◆ RECORD LIST:
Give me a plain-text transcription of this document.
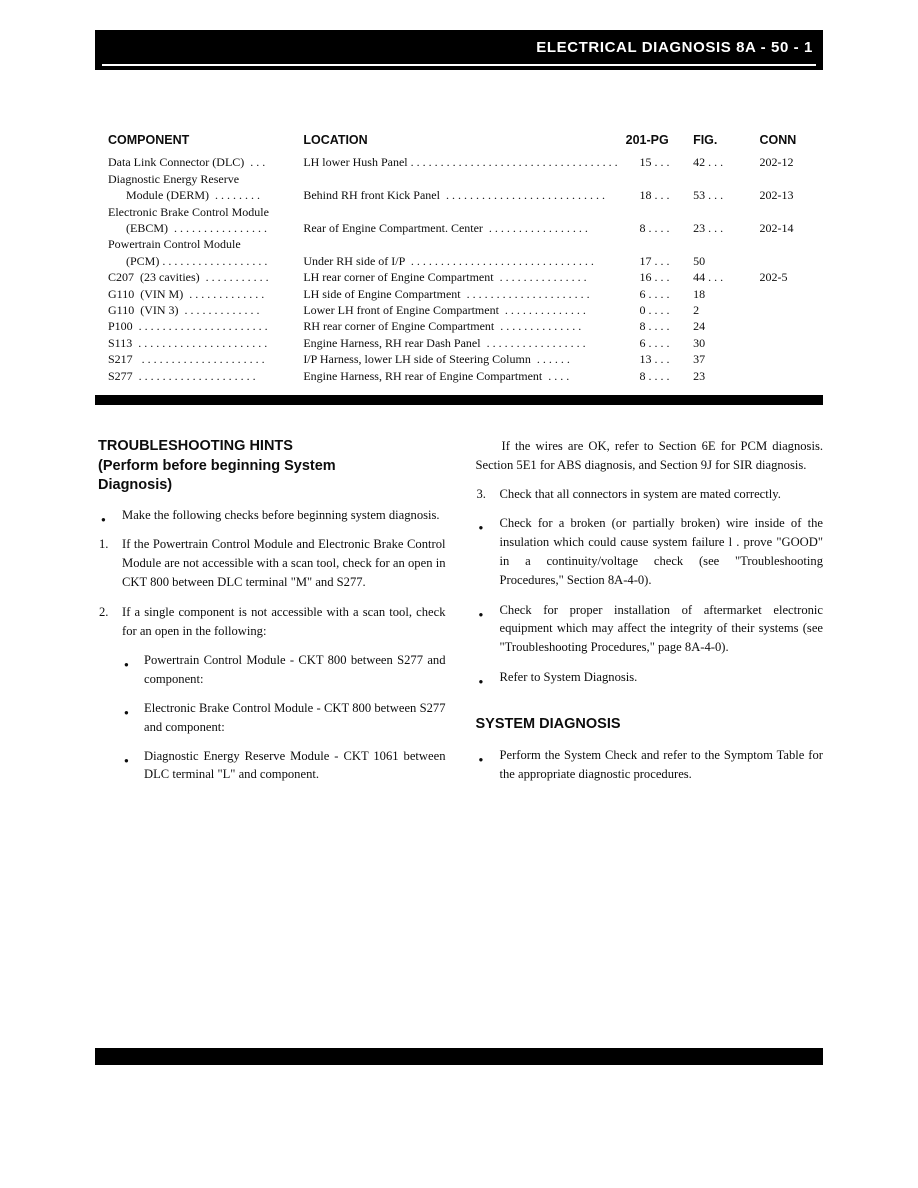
ELECTRICAL DIAGNOSIS 8A - 50 - 1
COMPONENT	LOCATION	201-PG	FIG.	CONN
Data Link Connector (DLC)  . . .	LH lower Hush Panel . . . . . . . . . . . . . . . . . . . . . . . . . . . . . . . . . . .	15 . . .	42 . . .	202-12
Diagnostic Energy Reserve
Module (DERM)  . . . . . . . .	Behind RH front Kick Panel  . . . . . . . . . . . . . . . . . . . . . . . . . . .	18 . . .	53 . . .	202-13
Electronic Brake Control Module
(EBCM)  . . . . . . . . . . . . . . . .	Rear of Engine Compartment. Center  . . . . . . . . . . . . . . . . .	8 . . . .	23 . . .	202-14
Powertrain Control Module
(PCM) . . . . . . . . . . . . . . . . . .	Under RH side of I/P  . . . . . . . . . . . . . . . . . . . . . . . . . . . . . . .	17 . . .	50
C207  (23 cavities)  . . . . . . . . . . .	LH rear corner of Engine Compartment  . . . . . . . . . . . . . . .	16 . . .	44 . . .	202-5
G110  (VIN M)  . . . . . . . . . . . . .	LH side of Engine Compartment  . . . . . . . . . . . . . . . . . . . . .	6 . . . .	18
G110  (VIN 3)  . . . . . . . . . . . . .	Lower LH front of Engine Compartment  . . . . . . . . . . . . . .	0 . . . .	2
P100  . . . . . . . . . . . . . . . . . . . . . .	RH rear corner of Engine Compartment  . . . . . . . . . . . . . .	8 . . . .	24
S113  . . . . . . . . . . . . . . . . . . . . . .	Engine Harness, RH rear Dash Panel  . . . . . . . . . . . . . . . . .	6 . . . .	30
S217   . . . . . . . . . . . . . . . . . . . . .	I/P Harness, lower LH side of Steering Column  . . . . . .	13 . . .	37
S277  . . . . . . . . . . . . . . . . . . . .	Engine Harness, RH rear of Engine Compartment  . . . .	8 . . . .	23
TROUBLESHOOTING HINTS
(Perform before beginning System
Diagnosis)
● Make the following checks before beginning system diagnosis.
1. If the Powertrain Control Module and Electronic Brake Control Module are not accessible with a scan tool, check for an open in CKT 800 between DLC terminal "M" and S277.
2. If a single component is not accessible with a scan tool, check for an open in the following:
● Powertrain Control Module - CKT 800 between S277 and component:
● Electronic Brake Control Module - CKT 800 between S277 and component:
● Diagnostic Energy Reserve Module - CKT 1061 between DLC terminal "L" and component.
If the wires are OK, refer to Section 6E for PCM diagnosis. Section 5E1 for ABS diagnosis, and Section 9J for SIR diagnosis.
3. Check that all connectors in system are mated correctly.
● Check for a broken (or partially broken) wire inside of the insulation which could cause system failure l . prove "GOOD" in a continuity/voltage check (see "Troubleshooting Procedures," Section 8A-4-0).
● Check for proper installation of aftermarket electronic equipment which may affect the integrity of their systems (see "Troubleshooting Procedures," page 8A-4-0).
● Refer to System Diagnosis.
SYSTEM DIAGNOSIS
● Perform the System Check and refer to the Symptom Table for the appropriate diagnostic procedures.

◆ TASK REQUIREMENTS: Return all lines with the word "Section" in them.

◆ EXERCISE RESULT:
If the wires are OK, refer to Section 6E for PCM diagnosis. Section 5E1 for ABS diagnosis, and Section 9J for SIR diagnosis.
● Check for a broken (or partially broken) wire inside of the insulation which could cause system failure l . prove "GOOD" in a continuity/voltage check (see "Troubleshooting Procedures," Section 8A-4-0).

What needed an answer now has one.